>> BEGIN

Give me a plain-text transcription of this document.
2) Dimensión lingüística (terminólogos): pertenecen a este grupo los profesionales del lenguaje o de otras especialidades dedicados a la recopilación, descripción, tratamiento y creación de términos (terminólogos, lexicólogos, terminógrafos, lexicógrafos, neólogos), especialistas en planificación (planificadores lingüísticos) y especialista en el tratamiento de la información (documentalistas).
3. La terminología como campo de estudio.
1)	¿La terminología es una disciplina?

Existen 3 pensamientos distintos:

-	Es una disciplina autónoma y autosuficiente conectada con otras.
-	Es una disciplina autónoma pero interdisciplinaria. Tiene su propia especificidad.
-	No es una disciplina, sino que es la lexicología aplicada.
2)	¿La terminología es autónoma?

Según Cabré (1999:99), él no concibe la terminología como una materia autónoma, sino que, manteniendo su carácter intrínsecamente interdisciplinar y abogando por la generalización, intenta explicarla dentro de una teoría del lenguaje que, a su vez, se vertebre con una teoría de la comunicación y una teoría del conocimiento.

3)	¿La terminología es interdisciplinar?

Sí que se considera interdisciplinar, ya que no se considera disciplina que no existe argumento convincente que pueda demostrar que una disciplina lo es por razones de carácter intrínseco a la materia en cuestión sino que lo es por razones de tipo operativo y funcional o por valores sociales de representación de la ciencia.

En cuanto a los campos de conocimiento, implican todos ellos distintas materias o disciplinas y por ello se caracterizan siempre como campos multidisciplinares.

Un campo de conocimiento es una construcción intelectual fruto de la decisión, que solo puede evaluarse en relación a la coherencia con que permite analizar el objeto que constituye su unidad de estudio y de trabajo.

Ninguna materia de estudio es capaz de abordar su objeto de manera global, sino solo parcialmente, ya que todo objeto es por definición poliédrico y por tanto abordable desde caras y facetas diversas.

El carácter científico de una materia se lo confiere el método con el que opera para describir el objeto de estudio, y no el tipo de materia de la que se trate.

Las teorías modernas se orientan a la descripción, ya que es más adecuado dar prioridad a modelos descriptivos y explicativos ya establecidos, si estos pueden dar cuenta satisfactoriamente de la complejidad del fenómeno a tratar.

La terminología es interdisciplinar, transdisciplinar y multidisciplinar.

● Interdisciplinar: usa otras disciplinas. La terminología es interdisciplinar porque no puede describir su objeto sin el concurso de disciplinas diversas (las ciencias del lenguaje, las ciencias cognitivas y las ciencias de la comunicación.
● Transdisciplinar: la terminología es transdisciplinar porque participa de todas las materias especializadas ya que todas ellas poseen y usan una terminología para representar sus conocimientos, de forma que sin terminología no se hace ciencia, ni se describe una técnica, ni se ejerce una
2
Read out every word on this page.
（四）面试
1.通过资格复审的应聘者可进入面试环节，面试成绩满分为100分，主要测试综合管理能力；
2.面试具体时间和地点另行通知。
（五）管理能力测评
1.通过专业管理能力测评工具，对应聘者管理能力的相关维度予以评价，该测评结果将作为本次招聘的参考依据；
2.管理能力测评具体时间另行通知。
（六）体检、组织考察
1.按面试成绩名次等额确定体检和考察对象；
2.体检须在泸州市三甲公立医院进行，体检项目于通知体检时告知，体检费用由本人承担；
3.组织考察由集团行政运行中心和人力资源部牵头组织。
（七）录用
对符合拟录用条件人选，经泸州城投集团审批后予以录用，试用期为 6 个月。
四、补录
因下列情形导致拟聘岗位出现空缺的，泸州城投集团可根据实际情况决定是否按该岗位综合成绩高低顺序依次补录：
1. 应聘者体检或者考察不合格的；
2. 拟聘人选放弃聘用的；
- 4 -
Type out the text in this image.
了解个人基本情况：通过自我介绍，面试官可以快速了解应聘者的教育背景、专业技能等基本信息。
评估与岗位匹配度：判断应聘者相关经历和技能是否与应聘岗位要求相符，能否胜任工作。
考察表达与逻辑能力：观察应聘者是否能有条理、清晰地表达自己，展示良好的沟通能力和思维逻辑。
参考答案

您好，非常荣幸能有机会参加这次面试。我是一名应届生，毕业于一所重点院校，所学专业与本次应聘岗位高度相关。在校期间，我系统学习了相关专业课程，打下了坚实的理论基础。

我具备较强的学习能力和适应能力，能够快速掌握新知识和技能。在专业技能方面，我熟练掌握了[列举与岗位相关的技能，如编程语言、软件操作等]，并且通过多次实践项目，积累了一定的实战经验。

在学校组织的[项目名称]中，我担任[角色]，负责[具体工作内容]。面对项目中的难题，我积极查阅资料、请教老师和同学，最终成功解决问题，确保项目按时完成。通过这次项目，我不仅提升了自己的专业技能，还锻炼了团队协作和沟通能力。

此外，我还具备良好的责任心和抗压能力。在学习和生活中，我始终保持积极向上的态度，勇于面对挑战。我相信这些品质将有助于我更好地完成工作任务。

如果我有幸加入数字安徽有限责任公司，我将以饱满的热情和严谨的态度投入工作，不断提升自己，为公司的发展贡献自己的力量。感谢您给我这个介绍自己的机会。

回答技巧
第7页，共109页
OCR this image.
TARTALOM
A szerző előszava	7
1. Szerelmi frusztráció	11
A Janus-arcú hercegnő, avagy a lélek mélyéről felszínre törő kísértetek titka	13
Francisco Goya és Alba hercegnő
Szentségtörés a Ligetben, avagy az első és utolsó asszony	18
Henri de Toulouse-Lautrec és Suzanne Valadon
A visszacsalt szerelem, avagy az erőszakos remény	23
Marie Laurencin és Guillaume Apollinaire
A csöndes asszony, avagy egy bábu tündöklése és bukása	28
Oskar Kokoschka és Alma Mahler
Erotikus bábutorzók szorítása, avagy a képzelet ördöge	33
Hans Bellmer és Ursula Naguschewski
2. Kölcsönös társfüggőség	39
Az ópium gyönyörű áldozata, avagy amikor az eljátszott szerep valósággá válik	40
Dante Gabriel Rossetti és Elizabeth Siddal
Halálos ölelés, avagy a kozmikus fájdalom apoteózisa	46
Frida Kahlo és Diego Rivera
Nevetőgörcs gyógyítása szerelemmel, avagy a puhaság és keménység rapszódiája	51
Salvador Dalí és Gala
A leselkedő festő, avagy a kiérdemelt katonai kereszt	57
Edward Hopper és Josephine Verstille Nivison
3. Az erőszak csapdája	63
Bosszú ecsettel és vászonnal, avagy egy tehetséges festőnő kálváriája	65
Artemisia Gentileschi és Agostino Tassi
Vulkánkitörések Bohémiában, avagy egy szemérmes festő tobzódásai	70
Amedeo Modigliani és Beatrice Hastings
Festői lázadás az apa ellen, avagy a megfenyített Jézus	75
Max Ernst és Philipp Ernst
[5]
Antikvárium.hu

>> END

__Brief__
In the records above, find each line that holds the word "diversas"; copy all such lines.

__Final result__
Ninguna materia de estudio es capaz de abordar su objeto de manera global, sino solo parcialmente, ya que todo objeto es por definición poliédrico y por tanto abordable desde caras y facetas diversas.
● Interdisciplinar: usa otras disciplinas. La terminología es interdisciplinar porque no puede describir su objeto sin el concurso de disciplinas diversas (las ciencias del lenguaje, las ciencias cognitivas y las ciencias de la comunicación.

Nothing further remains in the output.